▶ _What the task requires_: Every entry must be repeated exactly. Exclude all pictures.

▶ _Records supplied_:
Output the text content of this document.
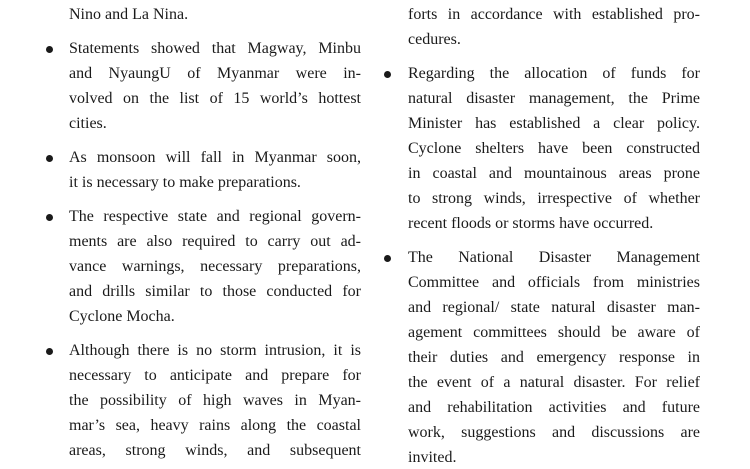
Nino and La Nina.
Statements showed that Magway, Minbu
and NyaungU of Myanmar were in-
volved on the list of 15 world’s hottest
cities.
As monsoon will fall in Myanmar soon,
it is necessary to make preparations.
The respective state and regional govern-
ments are also required to carry out ad-
vance warnings, necessary preparations,
and drills similar to those conducted for
Cyclone Mocha.
Although there is no storm intrusion, it is
necessary to anticipate and prepare for
the possibility of high waves in Myan-
mar’s sea, heavy rains along the coastal
areas, strong winds, and subsequent
forts in accordance with established pro-
cedures.
Regarding the allocation of funds for
natural disaster management, the Prime
Minister has established a clear policy.
Cyclone shelters have been constructed
in coastal and mountainous areas prone
to strong winds, irrespective of whether
recent floods or storms have occurred.
The National Disaster Management
Committee and officials from ministries
and regional/ state natural disaster man-
agement committees should be aware of
their duties and emergency response in
the event of a natural disaster. For relief
and rehabilitation activities and future
work, suggestions and discussions are
invited.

▶ _Task response_:
Output the text content of this document.
Nino and La Nina.
Statements showed that Magway, Minbu
and NyaungU of Myanmar were in-
volved on the list of 15 world’s hottest
cities.
As monsoon will fall in Myanmar soon,
it is necessary to make preparations.
The respective state and regional govern-
ments are also required to carry out ad-
vance warnings, necessary preparations,
and drills similar to those conducted for
Cyclone Mocha.
Although there is no storm intrusion, it is
necessary to anticipate and prepare for
the possibility of high waves in Myan-
mar’s sea, heavy rains along the coastal
areas, strong winds, and subsequent
forts in accordance with established pro-
cedures.
Regarding the allocation of funds for
natural disaster management, the Prime
Minister has established a clear policy.
Cyclone shelters have been constructed
in coastal and mountainous areas prone
to strong winds, irrespective of whether
recent floods or storms have occurred.
The National Disaster Management
Committee and officials from ministries
and regional/ state natural disaster man-
agement committees should be aware of
their duties and emergency response in
the event of a natural disaster. For relief
and rehabilitation activities and future
work, suggestions and discussions are
invited.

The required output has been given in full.